Figure contents as structured data
_ _ _
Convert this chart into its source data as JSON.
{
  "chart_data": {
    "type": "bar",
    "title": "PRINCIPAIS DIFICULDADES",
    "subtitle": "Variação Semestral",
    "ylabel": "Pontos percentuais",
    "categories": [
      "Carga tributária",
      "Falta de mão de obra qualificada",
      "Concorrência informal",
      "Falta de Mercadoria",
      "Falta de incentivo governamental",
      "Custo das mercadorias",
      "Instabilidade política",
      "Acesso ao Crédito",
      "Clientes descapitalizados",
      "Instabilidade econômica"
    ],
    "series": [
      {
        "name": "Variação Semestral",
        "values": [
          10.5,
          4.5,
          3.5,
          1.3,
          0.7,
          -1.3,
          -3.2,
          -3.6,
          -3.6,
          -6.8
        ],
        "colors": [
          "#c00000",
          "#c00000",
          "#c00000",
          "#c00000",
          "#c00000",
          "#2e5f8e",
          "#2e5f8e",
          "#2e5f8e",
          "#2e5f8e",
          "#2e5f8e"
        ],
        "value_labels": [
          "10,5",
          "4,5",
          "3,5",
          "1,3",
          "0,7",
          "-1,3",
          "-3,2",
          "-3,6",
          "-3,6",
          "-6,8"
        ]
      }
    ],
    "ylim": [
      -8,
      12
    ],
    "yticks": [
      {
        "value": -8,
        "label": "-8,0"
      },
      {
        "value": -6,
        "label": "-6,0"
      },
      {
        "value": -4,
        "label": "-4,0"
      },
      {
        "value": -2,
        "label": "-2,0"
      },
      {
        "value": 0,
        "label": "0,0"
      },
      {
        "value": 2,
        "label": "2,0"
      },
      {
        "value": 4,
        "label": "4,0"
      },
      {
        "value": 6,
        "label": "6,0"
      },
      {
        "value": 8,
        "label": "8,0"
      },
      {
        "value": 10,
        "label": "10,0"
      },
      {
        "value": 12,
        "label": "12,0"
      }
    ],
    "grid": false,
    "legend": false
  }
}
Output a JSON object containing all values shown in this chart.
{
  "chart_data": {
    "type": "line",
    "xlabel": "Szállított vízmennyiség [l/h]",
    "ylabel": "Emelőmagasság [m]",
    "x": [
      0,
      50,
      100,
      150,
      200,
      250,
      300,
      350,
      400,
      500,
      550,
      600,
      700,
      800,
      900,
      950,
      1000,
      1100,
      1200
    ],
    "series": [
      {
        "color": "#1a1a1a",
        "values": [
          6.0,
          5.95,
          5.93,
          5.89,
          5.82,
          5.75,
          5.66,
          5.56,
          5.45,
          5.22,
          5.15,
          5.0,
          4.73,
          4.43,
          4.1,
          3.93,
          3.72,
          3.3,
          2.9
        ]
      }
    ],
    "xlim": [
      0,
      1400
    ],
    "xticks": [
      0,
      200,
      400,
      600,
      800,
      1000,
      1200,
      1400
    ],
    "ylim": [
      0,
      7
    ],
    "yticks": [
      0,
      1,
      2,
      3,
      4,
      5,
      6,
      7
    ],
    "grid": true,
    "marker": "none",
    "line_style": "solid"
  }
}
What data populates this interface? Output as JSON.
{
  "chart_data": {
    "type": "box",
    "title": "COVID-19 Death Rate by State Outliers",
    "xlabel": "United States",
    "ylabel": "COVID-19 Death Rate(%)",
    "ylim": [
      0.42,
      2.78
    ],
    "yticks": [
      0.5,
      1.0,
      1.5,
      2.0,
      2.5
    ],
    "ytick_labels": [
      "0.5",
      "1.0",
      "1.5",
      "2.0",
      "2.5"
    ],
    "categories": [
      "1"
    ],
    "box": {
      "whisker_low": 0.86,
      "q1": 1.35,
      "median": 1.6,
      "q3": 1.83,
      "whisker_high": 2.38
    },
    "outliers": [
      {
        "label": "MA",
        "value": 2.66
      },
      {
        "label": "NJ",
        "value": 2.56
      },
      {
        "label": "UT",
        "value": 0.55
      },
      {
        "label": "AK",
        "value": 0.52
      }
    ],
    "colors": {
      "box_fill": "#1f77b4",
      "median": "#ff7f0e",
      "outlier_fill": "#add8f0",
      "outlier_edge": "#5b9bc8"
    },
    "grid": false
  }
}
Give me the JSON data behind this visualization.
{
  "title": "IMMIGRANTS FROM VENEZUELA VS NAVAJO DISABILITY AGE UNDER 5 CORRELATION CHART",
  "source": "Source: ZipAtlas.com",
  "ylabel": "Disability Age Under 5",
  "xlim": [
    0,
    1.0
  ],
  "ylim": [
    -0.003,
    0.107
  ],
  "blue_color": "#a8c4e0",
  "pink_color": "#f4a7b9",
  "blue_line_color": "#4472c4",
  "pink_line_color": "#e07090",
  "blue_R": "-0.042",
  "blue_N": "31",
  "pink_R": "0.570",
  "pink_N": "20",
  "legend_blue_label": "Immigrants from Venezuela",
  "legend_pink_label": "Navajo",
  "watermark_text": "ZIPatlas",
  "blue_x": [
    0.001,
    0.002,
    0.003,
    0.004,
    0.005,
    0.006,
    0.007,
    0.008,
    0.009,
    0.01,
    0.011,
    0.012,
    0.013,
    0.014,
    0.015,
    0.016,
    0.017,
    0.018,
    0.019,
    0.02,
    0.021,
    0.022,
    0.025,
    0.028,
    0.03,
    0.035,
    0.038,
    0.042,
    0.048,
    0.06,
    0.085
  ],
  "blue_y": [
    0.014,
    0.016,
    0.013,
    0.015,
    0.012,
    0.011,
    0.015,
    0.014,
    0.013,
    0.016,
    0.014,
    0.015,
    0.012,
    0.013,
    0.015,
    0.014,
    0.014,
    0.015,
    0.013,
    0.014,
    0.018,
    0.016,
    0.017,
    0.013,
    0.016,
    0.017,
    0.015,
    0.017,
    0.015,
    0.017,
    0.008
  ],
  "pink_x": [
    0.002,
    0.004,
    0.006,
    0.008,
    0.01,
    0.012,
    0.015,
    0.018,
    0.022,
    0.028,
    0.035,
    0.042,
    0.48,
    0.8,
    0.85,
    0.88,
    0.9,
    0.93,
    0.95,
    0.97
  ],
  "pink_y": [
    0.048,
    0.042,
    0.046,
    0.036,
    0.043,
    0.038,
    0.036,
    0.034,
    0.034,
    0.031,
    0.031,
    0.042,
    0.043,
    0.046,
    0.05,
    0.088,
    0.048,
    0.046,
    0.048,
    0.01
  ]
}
_ _ _
● **Problem description**
Count how many lines of the material hold the string "Output". Give the number and nothing more.

● **Reply to the task**
2